::: STORED RECORDS :::
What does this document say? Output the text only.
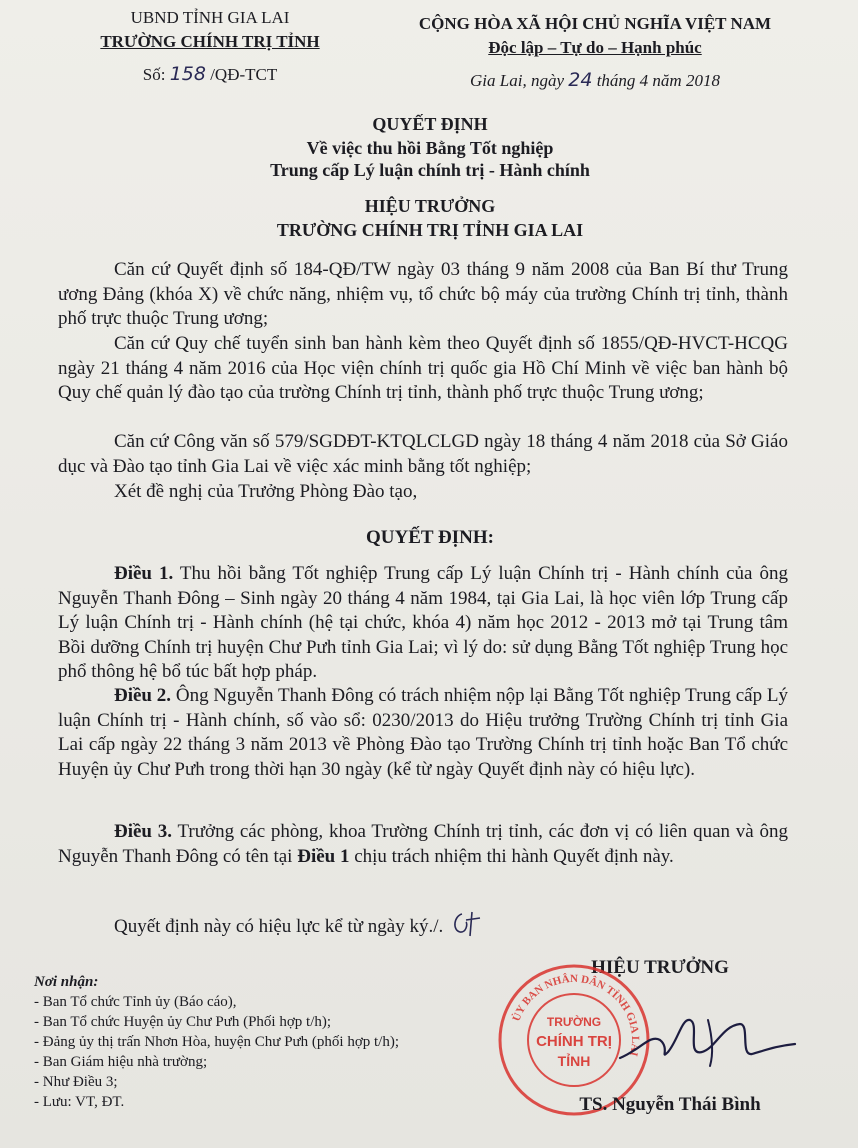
UBND TỈNH GIA LAI
TRƯỜNG CHÍNH TRỊ TỈNH
Số: 158 /QĐ-TCT
CỘNG HÒA XÃ HỘI CHỦ NGHĨA VIỆT NAM
Độc lập – Tự do – Hạnh phúc
Gia Lai, ngày 24 tháng 4 năm 2018
QUYẾT ĐỊNH
Về việc thu hồi Bằng Tốt nghiệp
Trung cấp Lý luận chính trị - Hành chính
HIỆU TRƯỞNG
TRƯỜNG CHÍNH TRỊ TỈNH GIA LAI
Căn cứ Quyết định số 184-QĐ/TW ngày 03 tháng 9 năm 2008 của Ban Bí thư Trung ương Đảng (khóa X) về chức năng, nhiệm vụ, tổ chức bộ máy của trường Chính trị tỉnh, thành phố trực thuộc Trung ương;
Căn cứ Quy chế tuyển sinh ban hành kèm theo Quyết định số 1855/QĐ-HVCT-HCQG ngày 21 tháng 4 năm 2016 của Học viện chính trị quốc gia Hồ Chí Minh về việc ban hành bộ Quy chế quản lý đào tạo của trường Chính trị tỉnh, thành phố trực thuộc Trung ương;
Căn cứ Công văn số 579/SGDĐT-KTQLCLGD ngày 18 tháng 4 năm 2018 của Sở Giáo dục và Đào tạo tỉnh Gia Lai về việc xác minh bằng tốt nghiệp;
Xét đề nghị của Trưởng Phòng Đào tạo,
QUYẾT ĐỊNH:
Điều 1. Thu hồi bằng Tốt nghiệp Trung cấp Lý luận Chính trị - Hành chính của ông Nguyễn Thanh Đông – Sinh ngày 20 tháng 4 năm 1984, tại Gia Lai, là học viên lớp Trung cấp Lý luận Chính trị - Hành chính (hệ tại chức, khóa 4) năm học 2012 - 2013 mở tại Trung tâm Bồi dưỡng Chính trị huyện Chư Pưh tỉnh Gia Lai; vì lý do: sử dụng Bằng Tốt nghiệp Trung học phổ thông hệ bổ túc bất hợp pháp.
Điều 2. Ông Nguyễn Thanh Đông có trách nhiệm nộp lại Bằng Tốt nghiệp Trung cấp Lý luận Chính trị - Hành chính, số vào sổ: 0230/2013 do Hiệu trưởng Trường Chính trị tỉnh Gia Lai cấp ngày 22 tháng 3 năm 2013 về Phòng Đào tạo Trường Chính trị tỉnh hoặc Ban Tổ chức Huyện ủy Chư Pưh trong thời hạn 30 ngày (kể từ ngày Quyết định này có hiệu lực).
Điều 3. Trưởng các phòng, khoa Trường Chính trị tỉnh, các đơn vị có liên quan và ông Nguyễn Thanh Đông có tên tại Điều 1 chịu trách nhiệm thi hành Quyết định này.
Quyết định này có hiệu lực kể từ ngày ký./.
Nơi nhận:
- Ban Tổ chức Tỉnh ủy (Báo cáo),
- Ban Tổ chức Huyện ủy Chư Pưh (Phối hợp t/h);
- Đảng ủy thị trấn Nhơn Hòa, huyện Chư Pưh (phối hợp t/h);
- Ban Giám hiệu nhà trường;
- Như Điều 3;
- Lưu: VT, ĐT.
HIỆU TRƯỞNG
ỦY BAN NHÂN DÂN TỈNH GIA LAI
TRƯỜNG
CHÍNH TRỊ
TỈNH
TS. Nguyễn Thái Bình
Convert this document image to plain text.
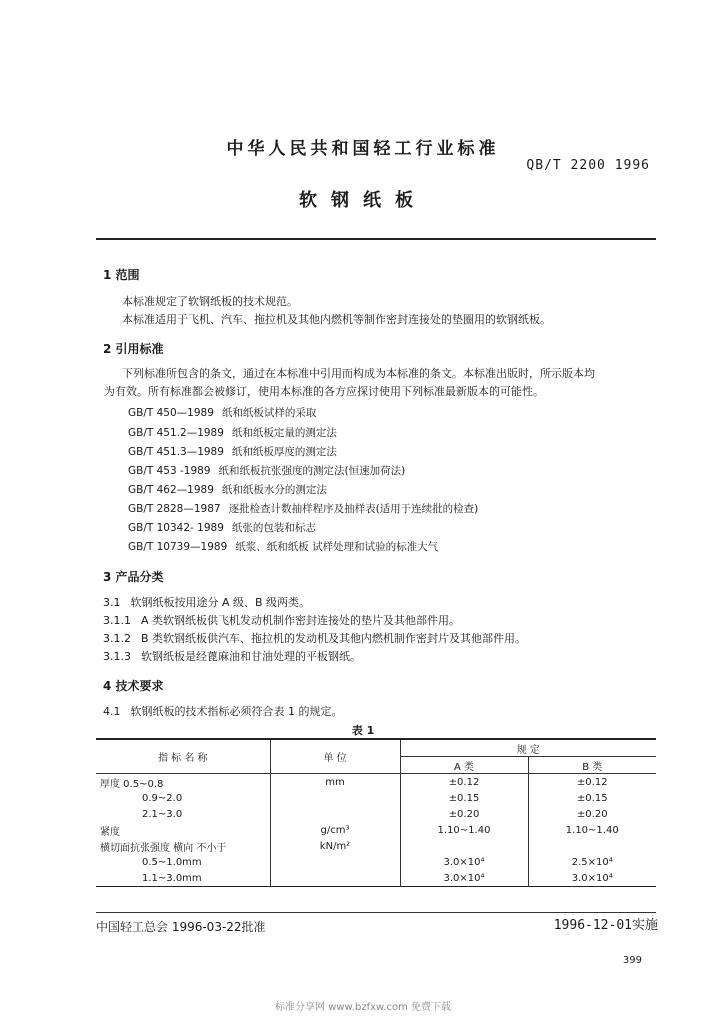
中华人民共和国轻工行业标准
QB/T 2200 1996
软钢纸板
1 范围
本标准规定了软钢纸板的技术规范。
本标准适用于飞机、汽车、拖拉机及其他内燃机等制作密封连接处的垫圈用的软钢纸板。
2 引用标准
下列标准所包含的条文，通过在本标准中引用而构成为本标准的条文。本标准出版时，所示版本均
为有效。所有标准都会被修订，使用本标准的各方应探讨使用下列标准最新版本的可能性。
GB/T 450—1989 纸和纸板试样的采取
GB/T 451.2—1989 纸和纸板定量的测定法
GB/T 451.3—1989 纸和纸板厚度的测定法
GB/T 453 -1989 纸和纸板抗张强度的测定法(恒速加荷法)
GB/T 462—1989 纸和纸板水分的测定法
GB/T 2828—1987 逐批检查计数抽样程序及抽样表(适用于连续批的检查)
GB/T 10342- 1989 纸张的包装和标志
GB/T 10739—1989 纸浆、纸和纸板 试样处理和试验的标准大气
3 产品分类
3.1 软钢纸板按用途分 A 级、B 级两类。
3.1.1 A 类软钢纸板供飞机发动机制作密封连接处的垫片及其他部件用。
3.1.2 B 类软钢纸板供汽车、拖拉机的发动机及其他内燃机制作密封片及其他部件用。
3.1.3 软钢纸板是经蓖麻油和甘油处理的平板钢纸。
4 技术要求
4.1 软钢纸板的技术指标必须符合表 1 的规定。
表 1
指 标 名 称	单 位	规 定	
		A 类	B 类
厚度 0.5~0.8	mm	±0.12	±0.12
0.9~2.0		±0.15	±0.15
2.1~3.0		±0.20	±0.20
紧度	g/cm³	1.10~1.40	1.10~1.40
横切面抗张强度 横向 不小于	kN/m²		
0.5~1.0mm		3.0×10⁴	2.5×10⁴
1.1~3.0mm		3.0×10⁴	3.0×10⁴
中国轻工总会 1996-03-22批准	1996-12-01实施
399
标准分享网 www.bzfxw.com 免费下载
:::
— GIVEN EXERCISE —
Your task is to repeat the data above exactly while excluding the pictures.

— FINAL ANSWER —
What does this document say? Output the text only.
UBND TỈNH GIA LAI
TRƯỜNG CHÍNH TRỊ TỈNH
Số: 158 /QĐ-TCT
CỘNG HÒA XÃ HỘI CHỦ NGHĨA VIỆT NAM
Độc lập – Tự do – Hạnh phúc
Gia Lai, ngày 24 tháng 4 năm 2018
QUYẾT ĐỊNH
Về việc thu hồi Bằng Tốt nghiệp
Trung cấp Lý luận chính trị - Hành chính
HIỆU TRƯỞNG
TRƯỜNG CHÍNH TRỊ TỈNH GIA LAI
Căn cứ Quyết định số 184-QĐ/TW ngày 03 tháng 9 năm 2008 của Ban Bí thư Trung ương Đảng (khóa X) về chức năng, nhiệm vụ, tổ chức bộ máy của trường Chính trị tỉnh, thành phố trực thuộc Trung ương;
Căn cứ Quy chế tuyển sinh ban hành kèm theo Quyết định số 1855/QĐ-HVCT-HCQG ngày 21 tháng 4 năm 2016 của Học viện chính trị quốc gia Hồ Chí Minh về việc ban hành bộ Quy chế quản lý đào tạo của trường Chính trị tỉnh, thành phố trực thuộc Trung ương;
Căn cứ Công văn số 579/SGDĐT-KTQLCLGD ngày 18 tháng 4 năm 2018 của Sở Giáo dục và Đào tạo tỉnh Gia Lai về việc xác minh bằng tốt nghiệp;
Xét đề nghị của Trưởng Phòng Đào tạo,
QUYẾT ĐỊNH:
Điều 1. Thu hồi bằng Tốt nghiệp Trung cấp Lý luận Chính trị - Hành chính của ông Nguyễn Thanh Đông – Sinh ngày 20 tháng 4 năm 1984, tại Gia Lai, là học viên lớp Trung cấp Lý luận Chính trị - Hành chính (hệ tại chức, khóa 4) năm học 2012 - 2013 mở tại Trung tâm Bồi dưỡng Chính trị huyện Chư Pưh tỉnh Gia Lai; vì lý do: sử dụng Bằng Tốt nghiệp Trung học phổ thông hệ bổ túc bất hợp pháp.
Điều 2. Ông Nguyễn Thanh Đông có trách nhiệm nộp lại Bằng Tốt nghiệp Trung cấp Lý luận Chính trị - Hành chính, số vào sổ: 0230/2013 do Hiệu trưởng Trường Chính trị tỉnh Gia Lai cấp ngày 22 tháng 3 năm 2013 về Phòng Đào tạo Trường Chính trị tỉnh hoặc Ban Tổ chức Huyện ủy Chư Pưh trong thời hạn 30 ngày (kể từ ngày Quyết định này có hiệu lực).
Điều 3. Trưởng các phòng, khoa Trường Chính trị tỉnh, các đơn vị có liên quan và ông Nguyễn Thanh Đông có tên tại Điều 1 chịu trách nhiệm thi hành Quyết định này.
Quyết định này có hiệu lực kể từ ngày ký./.
Nơi nhận:
- Ban Tổ chức Tỉnh ủy (Báo cáo),
- Ban Tổ chức Huyện ủy Chư Pưh (Phối hợp t/h);
- Đảng ủy thị trấn Nhơn Hòa, huyện Chư Pưh (phối hợp t/h);
- Ban Giám hiệu nhà trường;
- Như Điều 3;
- Lưu: VT, ĐT.
HIỆU TRƯỞNG
ỦY BAN NHÂN DÂN TỈNH GIA LAI
TRƯỜNG
CHÍNH TRỊ
TỈNH
TS. Nguyễn Thái Bình
Convert this document image to plain text.
中华人民共和国轻工行业标准
QB/T 2200 1996
软钢纸板
1 范围
本标准规定了软钢纸板的技术规范。
本标准适用于飞机、汽车、拖拉机及其他内燃机等制作密封连接处的垫圈用的软钢纸板。
2 引用标准
下列标准所包含的条文，通过在本标准中引用而构成为本标准的条文。本标准出版时，所示版本均
为有效。所有标准都会被修订，使用本标准的各方应探讨使用下列标准最新版本的可能性。
GB/T 450—1989 纸和纸板试样的采取
GB/T 451.2—1989 纸和纸板定量的测定法
GB/T 451.3—1989 纸和纸板厚度的测定法
GB/T 453 -1989 纸和纸板抗张强度的测定法(恒速加荷法)
GB/T 462—1989 纸和纸板水分的测定法
GB/T 2828—1987 逐批检查计数抽样程序及抽样表(适用于连续批的检查)
GB/T 10342- 1989 纸张的包装和标志
GB/T 10739—1989 纸浆、纸和纸板 试样处理和试验的标准大气
3 产品分类
3.1 软钢纸板按用途分 A 级、B 级两类。
3.1.1 A 类软钢纸板供飞机发动机制作密封连接处的垫片及其他部件用。
3.1.2 B 类软钢纸板供汽车、拖拉机的发动机及其他内燃机制作密封片及其他部件用。
3.1.3 软钢纸板是经蓖麻油和甘油处理的平板钢纸。
4 技术要求
4.1 软钢纸板的技术指标必须符合表 1 的规定。
表 1
指 标 名 称	单 位	规 定	
		A 类	B 类
厚度 0.5~0.8	mm	±0.12	±0.12
0.9~2.0		±0.15	±0.15
2.1~3.0		±0.20	±0.20
紧度	g/cm³	1.10~1.40	1.10~1.40
横切面抗张强度 横向 不小于	kN/m²		
0.5~1.0mm		3.0×10⁴	2.5×10⁴
1.1~3.0mm		3.0×10⁴	3.0×10⁴
中国轻工总会 1996-03-22批准	1996-12-01实施
399
标准分享网 www.bzfxw.com 免费下载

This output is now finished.